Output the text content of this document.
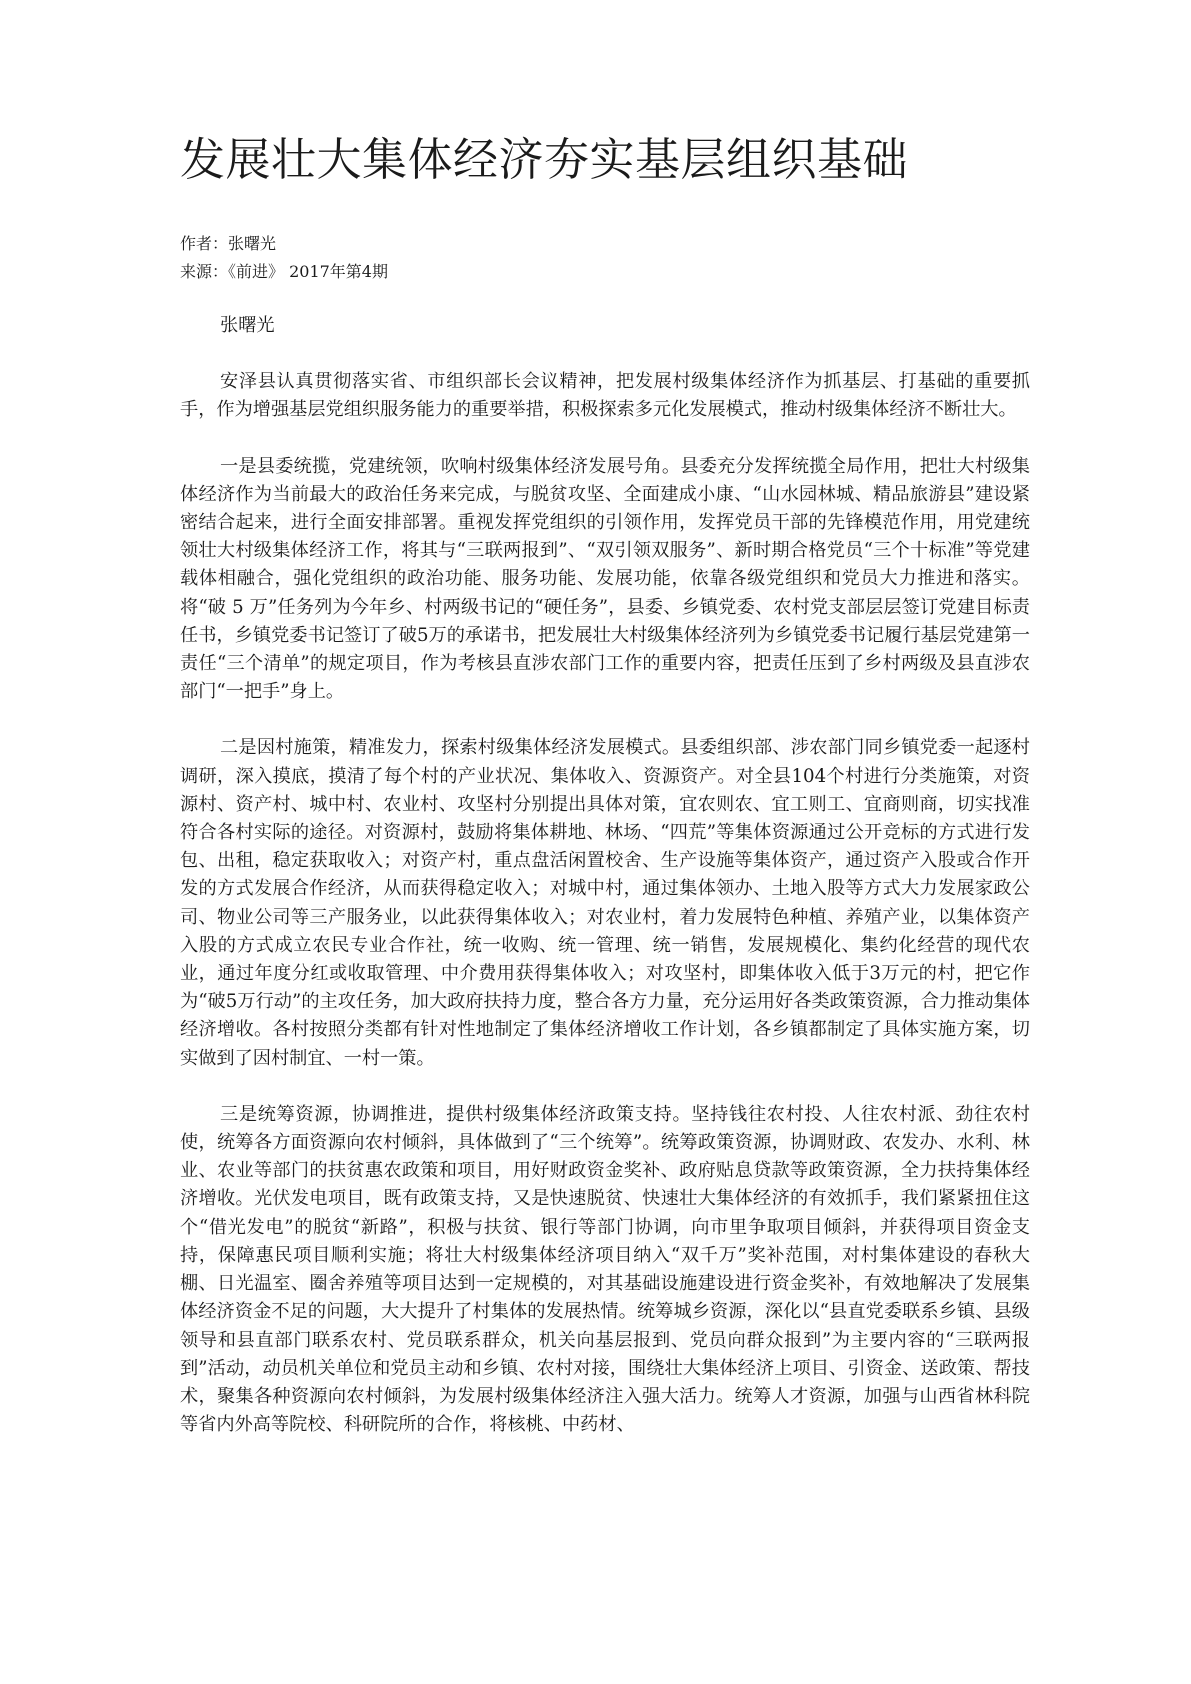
发展壮大集体经济夯实基层组织基础

作者：张曙光

来源：《前进》 2017年第4期

张曙光

安泽县认真贯彻落实省、市组织部长会议精神，把发展村级集体经济作为抓基层、打基础的重要抓手，作为增强基层党组织服务能力的重要举措，积极探索多元化发展模式，推动村级集体经济不断壮大。

一是县委统揽，党建统领，吹响村级集体经济发展号角。县委充分发挥统揽全局作用，把壮大村级集体经济作为当前最大的政治任务来完成，与脱贫攻坚、全面建成小康、“山水园林城、精品旅游县”建设紧密结合起来，进行全面安排部署。重视发挥党组织的引领作用，发挥党员干部的先锋模范作用，用党建统领壮大村级集体经济工作，将其与“三联两报到”、“双引领双服务”、新时期合格党员“三个十标准”等党建载体相融合，强化党组织的政治功能、服务功能、发展功能，依靠各级党组织和党员大力推进和落实。将“破 5 万”任务列为今年乡、村两级书记的“硬任务”，县委、乡镇党委、农村党支部层层签订党建目标责任书，乡镇党委书记签订了破5万的承诺书，把发展壮大村级集体经济列为乡镇党委书记履行基层党建第一责任“三个清单”的规定项目，作为考核县直涉农部门工作的重要内容，把责任压到了乡村两级及县直涉农部门“一把手”身上。

二是因村施策，精准发力，探索村级集体经济发展模式。县委组织部、涉农部门同乡镇党委一起逐村调研，深入摸底，摸清了每个村的产业状况、集体收入、资源资产。对全县104个村进行分类施策，对资源村、资产村、城中村、农业村、攻坚村分别提出具体对策，宜农则农、宜工则工、宜商则商，切实找准符合各村实际的途径。对资源村，鼓励将集体耕地、林场、“四荒”等集体资源通过公开竞标的方式进行发包、出租，稳定获取收入；对资产村，重点盘活闲置校舍、生产设施等集体资产，通过资产入股或合作开发的方式发展合作经济，从而获得稳定收入；对城中村，通过集体领办、土地入股等方式大力发展家政公司、物业公司等三产服务业，以此获得集体收入；对农业村，着力发展特色种植、养殖产业，以集体资产入股的方式成立农民专业合作社，统一收购、统一管理、统一销售，发展规模化、集约化经营的现代农业，通过年度分红或收取管理、中介费用获得集体收入；对攻坚村，即集体收入低于3万元的村，把它作为“破5万行动”的主攻任务，加大政府扶持力度，整合各方力量，充分运用好各类政策资源，合力推动集体经济增收。各村按照分类都有针对性地制定了集体经济增收工作计划，各乡镇都制定了具体实施方案，切实做到了因村制宜、一村一策。

三是统筹资源，协调推进，提供村级集体经济政策支持。坚持钱往农村投、人往农村派、劲往农村使，统筹各方面资源向农村倾斜，具体做到了“三个统筹”。统筹政策资源，协调财政、农发办、水利、林业、农业等部门的扶贫惠农政策和项目，用好财政资金奖补、政府贴息贷款等政策资源，全力扶持集体经济增收。光伏发电项目，既有政策支持，又是快速脱贫、快速壮大集体经济的有效抓手，我们紧紧扭住这个“借光发电”的脱贫“新路”，积极与扶贫、银行等部门协调，向市里争取项目倾斜，并获得项目资金支持，保障惠民项目顺利实施；将壮大村级集体经济项目纳入“双千万”奖补范围，对村集体建设的春秋大棚、日光温室、圈舍养殖等项目达到一定规模的，对其基础设施建设进行资金奖补，有效地解决了发展集体经济资金不足的问题，大大提升了村集体的发展热情。统筹城乡资源，深化以“县直党委联系乡镇、县级领导和县直部门联系农村、党员联系群众，机关向基层报到、党员向群众报到”为主要内容的“三联两报到”活动，动员机关单位和党员主动和乡镇、农村对接，围绕壮大集体经济上项目、引资金、送政策、帮技术，聚集各种资源向农村倾斜，为发展村级集体经济注入强大活力。统筹人才资源，加强与山西省林科院等省内外高等院校、科研院所的合作，将核桃、中药材、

######

> Short exercise: Check each line in the listing above for the string "三联两报到", then report how many lines contain it, with no other text.

> Answer to the exercise: 2